(Records about charts and figures)
---+---

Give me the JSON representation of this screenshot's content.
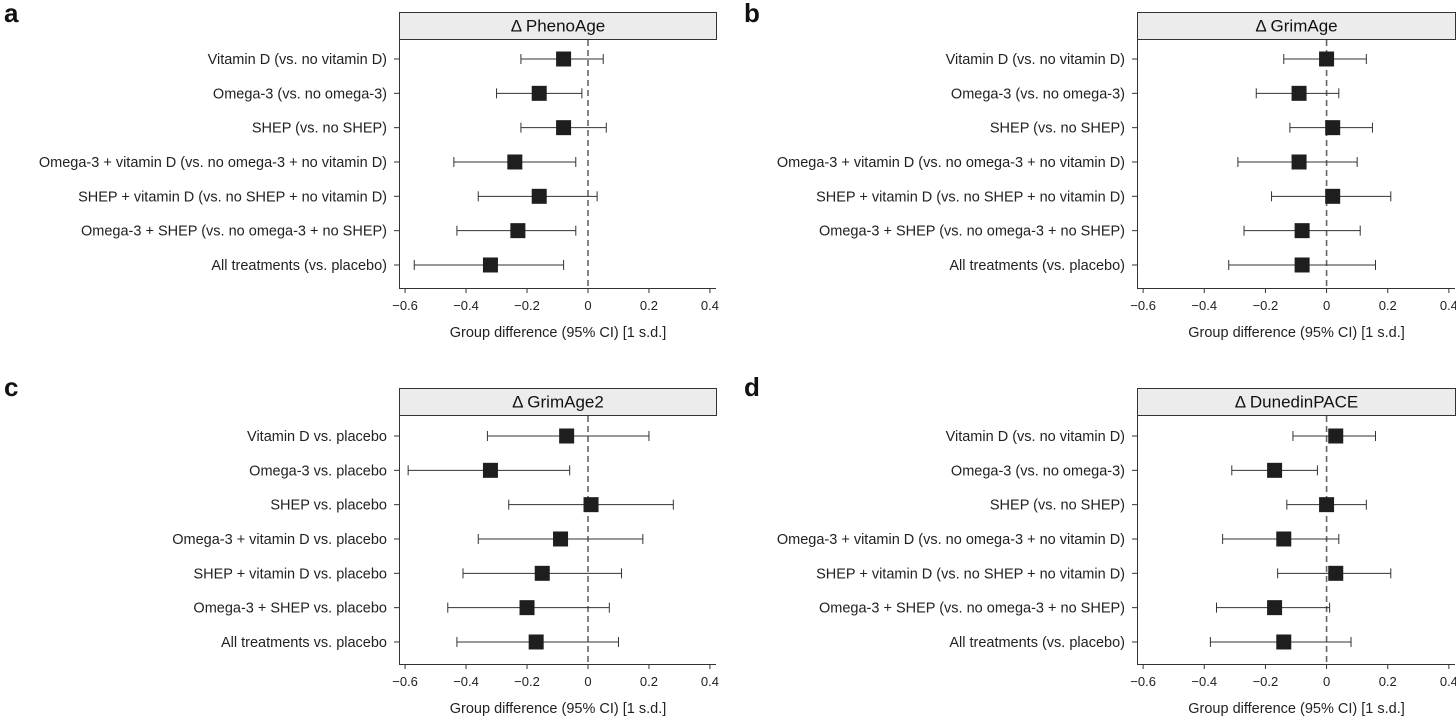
{
  "chart_data": [
    {
      "type": "forest",
      "panel": "a",
      "title": "Δ PhenoAge",
      "xlabel": "Group difference (95% CI) [1 s.d.]",
      "xlim": [
        -0.62,
        0.42
      ],
      "xticks": [
        "−0.6",
        "−0.4",
        "−0.2",
        "0",
        "0.2",
        "0.4"
      ],
      "xtick_values": [
        -0.6,
        -0.4,
        -0.2,
        0,
        0.2,
        0.4
      ],
      "reference_line": 0,
      "rows": [
        {
          "label": "Vitamin D (vs. no vitamin D)",
          "estimate": -0.08,
          "lower": -0.22,
          "upper": 0.05
        },
        {
          "label": "Omega-3 (vs. no omega-3)",
          "estimate": -0.16,
          "lower": -0.3,
          "upper": -0.02
        },
        {
          "label": "SHEP (vs. no SHEP)",
          "estimate": -0.08,
          "lower": -0.22,
          "upper": 0.06
        },
        {
          "label": "Omega-3 + vitamin D (vs. no omega-3 + no vitamin D)",
          "estimate": -0.24,
          "lower": -0.44,
          "upper": -0.04
        },
        {
          "label": "SHEP + vitamin D (vs. no SHEP + no vitamin D)",
          "estimate": -0.16,
          "lower": -0.36,
          "upper": 0.03
        },
        {
          "label": "Omega-3 + SHEP (vs. no omega-3 + no SHEP)",
          "estimate": -0.23,
          "lower": -0.43,
          "upper": -0.04
        },
        {
          "label": "All treatments (vs. placebo)",
          "estimate": -0.32,
          "lower": -0.57,
          "upper": -0.08
        }
      ]
    },
    {
      "type": "forest",
      "panel": "b",
      "title": "Δ GrimAge",
      "xlabel": "Group difference (95% CI) [1 s.d.]",
      "xlim": [
        -0.62,
        0.42
      ],
      "xticks": [
        "−0.6",
        "−0.4",
        "−0.2",
        "0",
        "0.2",
        "0.4"
      ],
      "xtick_values": [
        -0.6,
        -0.4,
        -0.2,
        0,
        0.2,
        0.4
      ],
      "reference_line": 0,
      "rows": [
        {
          "label": "Vitamin D (vs. no vitamin D)",
          "estimate": 0.0,
          "lower": -0.14,
          "upper": 0.13
        },
        {
          "label": "Omega-3 (vs. no omega-3)",
          "estimate": -0.09,
          "lower": -0.23,
          "upper": 0.04
        },
        {
          "label": "SHEP (vs. no SHEP)",
          "estimate": 0.02,
          "lower": -0.12,
          "upper": 0.15
        },
        {
          "label": "Omega-3 + vitamin D (vs. no omega-3 + no vitamin D)",
          "estimate": -0.09,
          "lower": -0.29,
          "upper": 0.1
        },
        {
          "label": "SHEP + vitamin D (vs. no SHEP + no vitamin D)",
          "estimate": 0.02,
          "lower": -0.18,
          "upper": 0.21
        },
        {
          "label": "Omega-3 + SHEP (vs. no omega-3 + no SHEP)",
          "estimate": -0.08,
          "lower": -0.27,
          "upper": 0.11
        },
        {
          "label": "All treatments (vs. placebo)",
          "estimate": -0.08,
          "lower": -0.32,
          "upper": 0.16
        }
      ]
    },
    {
      "type": "forest",
      "panel": "c",
      "title": "Δ GrimAge2",
      "xlabel": "Group difference (95% CI) [1 s.d.]",
      "xlim": [
        -0.62,
        0.42
      ],
      "xticks": [
        "−0.6",
        "−0.4",
        "−0.2",
        "0",
        "0.2",
        "0.4"
      ],
      "xtick_values": [
        -0.6,
        -0.4,
        -0.2,
        0,
        0.2,
        0.4
      ],
      "reference_line": 0,
      "rows": [
        {
          "label": "Vitamin D vs. placebo",
          "estimate": -0.07,
          "lower": -0.33,
          "upper": 0.2
        },
        {
          "label": "Omega-3 vs. placebo",
          "estimate": -0.32,
          "lower": -0.59,
          "upper": -0.06
        },
        {
          "label": "SHEP vs. placebo",
          "estimate": 0.01,
          "lower": -0.26,
          "upper": 0.28
        },
        {
          "label": "Omega-3 + vitamin D vs. placebo",
          "estimate": -0.09,
          "lower": -0.36,
          "upper": 0.18
        },
        {
          "label": "SHEP + vitamin D vs. placebo",
          "estimate": -0.15,
          "lower": -0.41,
          "upper": 0.11
        },
        {
          "label": "Omega-3 + SHEP vs. placebo",
          "estimate": -0.2,
          "lower": -0.46,
          "upper": 0.07
        },
        {
          "label": "All treatments vs. placebo",
          "estimate": -0.17,
          "lower": -0.43,
          "upper": 0.1
        }
      ]
    },
    {
      "type": "forest",
      "panel": "d",
      "title": "Δ DunedinPACE",
      "xlabel": "Group difference (95% CI) [1 s.d.]",
      "xlim": [
        -0.62,
        0.42
      ],
      "xticks": [
        "−0.6",
        "−0.4",
        "−0.2",
        "0",
        "0.2",
        "0.4"
      ],
      "xtick_values": [
        -0.6,
        -0.4,
        -0.2,
        0,
        0.2,
        0.4
      ],
      "reference_line": 0,
      "rows": [
        {
          "label": "Vitamin D (vs. no vitamin D)",
          "estimate": 0.03,
          "lower": -0.11,
          "upper": 0.16
        },
        {
          "label": "Omega-3 (vs. no omega-3)",
          "estimate": -0.17,
          "lower": -0.31,
          "upper": -0.03
        },
        {
          "label": "SHEP (vs. no SHEP)",
          "estimate": 0.0,
          "lower": -0.13,
          "upper": 0.13
        },
        {
          "label": "Omega-3 + vitamin D (vs. no omega-3 + no vitamin D)",
          "estimate": -0.14,
          "lower": -0.34,
          "upper": 0.04
        },
        {
          "label": "SHEP + vitamin D (vs. no SHEP + no vitamin D)",
          "estimate": 0.03,
          "lower": -0.16,
          "upper": 0.21
        },
        {
          "label": "Omega-3 + SHEP (vs. no omega-3 + no SHEP)",
          "estimate": -0.17,
          "lower": -0.36,
          "upper": 0.01
        },
        {
          "label": "All treatments (vs. placebo)",
          "estimate": -0.14,
          "lower": -0.38,
          "upper": 0.08
        }
      ]
    }
  ],
  "colors": {
    "marker": "#1e1e1e",
    "ci_line": "#333333",
    "reference_line": "#666666",
    "strip_fill": "#ececec",
    "axis": "#333333"
  }
}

---+---

Quote every record above exactly, leaving out the pictures.

Give me the JSON representation of this screenshot's content.
{
  "chart_data": [
    {
      "type": "forest",
      "panel": "a",
      "title": "Δ PhenoAge",
      "xlabel": "Group difference (95% CI) [1 s.d.]",
      "xlim": [
        -0.62,
        0.42
      ],
      "xticks": [
        "−0.6",
        "−0.4",
        "−0.2",
        "0",
        "0.2",
        "0.4"
      ],
      "xtick_values": [
        -0.6,
        -0.4,
        -0.2,
        0,
        0.2,
        0.4
      ],
      "reference_line": 0,
      "rows": [
        {
          "label": "Vitamin D (vs. no vitamin D)",
          "estimate": -0.08,
          "lower": -0.22,
          "upper": 0.05
        },
        {
          "label": "Omega-3 (vs. no omega-3)",
          "estimate": -0.16,
          "lower": -0.3,
          "upper": -0.02
        },
        {
          "label": "SHEP (vs. no SHEP)",
          "estimate": -0.08,
          "lower": -0.22,
          "upper": 0.06
        },
        {
          "label": "Omega-3 + vitamin D (vs. no omega-3 + no vitamin D)",
          "estimate": -0.24,
          "lower": -0.44,
          "upper": -0.04
        },
        {
          "label": "SHEP + vitamin D (vs. no SHEP + no vitamin D)",
          "estimate": -0.16,
          "lower": -0.36,
          "upper": 0.03
        },
        {
          "label": "Omega-3 + SHEP (vs. no omega-3 + no SHEP)",
          "estimate": -0.23,
          "lower": -0.43,
          "upper": -0.04
        },
        {
          "label": "All treatments (vs. placebo)",
          "estimate": -0.32,
          "lower": -0.57,
          "upper": -0.08
        }
      ]
    },
    {
      "type": "forest",
      "panel": "b",
      "title": "Δ GrimAge",
      "xlabel": "Group difference (95% CI) [1 s.d.]",
      "xlim": [
        -0.62,
        0.42
      ],
      "xticks": [
        "−0.6",
        "−0.4",
        "−0.2",
        "0",
        "0.2",
        "0.4"
      ],
      "xtick_values": [
        -0.6,
        -0.4,
        -0.2,
        0,
        0.2,
        0.4
      ],
      "reference_line": 0,
      "rows": [
        {
          "label": "Vitamin D (vs. no vitamin D)",
          "estimate": 0.0,
          "lower": -0.14,
          "upper": 0.13
        },
        {
          "label": "Omega-3 (vs. no omega-3)",
          "estimate": -0.09,
          "lower": -0.23,
          "upper": 0.04
        },
        {
          "label": "SHEP (vs. no SHEP)",
          "estimate": 0.02,
          "lower": -0.12,
          "upper": 0.15
        },
        {
          "label": "Omega-3 + vitamin D (vs. no omega-3 + no vitamin D)",
          "estimate": -0.09,
          "lower": -0.29,
          "upper": 0.1
        },
        {
          "label": "SHEP + vitamin D (vs. no SHEP + no vitamin D)",
          "estimate": 0.02,
          "lower": -0.18,
          "upper": 0.21
        },
        {
          "label": "Omega-3 + SHEP (vs. no omega-3 + no SHEP)",
          "estimate": -0.08,
          "lower": -0.27,
          "upper": 0.11
        },
        {
          "label": "All treatments (vs. placebo)",
          "estimate": -0.08,
          "lower": -0.32,
          "upper": 0.16
        }
      ]
    },
    {
      "type": "forest",
      "panel": "c",
      "title": "Δ GrimAge2",
      "xlabel": "Group difference (95% CI) [1 s.d.]",
      "xlim": [
        -0.62,
        0.42
      ],
      "xticks": [
        "−0.6",
        "−0.4",
        "−0.2",
        "0",
        "0.2",
        "0.4"
      ],
      "xtick_values": [
        -0.6,
        -0.4,
        -0.2,
        0,
        0.2,
        0.4
      ],
      "reference_line": 0,
      "rows": [
        {
          "label": "Vitamin D vs. placebo",
          "estimate": -0.07,
          "lower": -0.33,
          "upper": 0.2
        },
        {
          "label": "Omega-3 vs. placebo",
          "estimate": -0.32,
          "lower": -0.59,
          "upper": -0.06
        },
        {
          "label": "SHEP vs. placebo",
          "estimate": 0.01,
          "lower": -0.26,
          "upper": 0.28
        },
        {
          "label": "Omega-3 + vitamin D vs. placebo",
          "estimate": -0.09,
          "lower": -0.36,
          "upper": 0.18
        },
        {
          "label": "SHEP + vitamin D vs. placebo",
          "estimate": -0.15,
          "lower": -0.41,
          "upper": 0.11
        },
        {
          "label": "Omega-3 + SHEP vs. placebo",
          "estimate": -0.2,
          "lower": -0.46,
          "upper": 0.07
        },
        {
          "label": "All treatments vs. placebo",
          "estimate": -0.17,
          "lower": -0.43,
          "upper": 0.1
        }
      ]
    },
    {
      "type": "forest",
      "panel": "d",
      "title": "Δ DunedinPACE",
      "xlabel": "Group difference (95% CI) [1 s.d.]",
      "xlim": [
        -0.62,
        0.42
      ],
      "xticks": [
        "−0.6",
        "−0.4",
        "−0.2",
        "0",
        "0.2",
        "0.4"
      ],
      "xtick_values": [
        -0.6,
        -0.4,
        -0.2,
        0,
        0.2,
        0.4
      ],
      "reference_line": 0,
      "rows": [
        {
          "label": "Vitamin D (vs. no vitamin D)",
          "estimate": 0.03,
          "lower": -0.11,
          "upper": 0.16
        },
        {
          "label": "Omega-3 (vs. no omega-3)",
          "estimate": -0.17,
          "lower": -0.31,
          "upper": -0.03
        },
        {
          "label": "SHEP (vs. no SHEP)",
          "estimate": 0.0,
          "lower": -0.13,
          "upper": 0.13
        },
        {
          "label": "Omega-3 + vitamin D (vs. no omega-3 + no vitamin D)",
          "estimate": -0.14,
          "lower": -0.34,
          "upper": 0.04
        },
        {
          "label": "SHEP + vitamin D (vs. no SHEP + no vitamin D)",
          "estimate": 0.03,
          "lower": -0.16,
          "upper": 0.21
        },
        {
          "label": "Omega-3 + SHEP (vs. no omega-3 + no SHEP)",
          "estimate": -0.17,
          "lower": -0.36,
          "upper": 0.01
        },
        {
          "label": "All treatments (vs. placebo)",
          "estimate": -0.14,
          "lower": -0.38,
          "upper": 0.08
        }
      ]
    }
  ],
  "colors": {
    "marker": "#1e1e1e",
    "ci_line": "#333333",
    "reference_line": "#666666",
    "strip_fill": "#ececec",
    "axis": "#333333"
  }
}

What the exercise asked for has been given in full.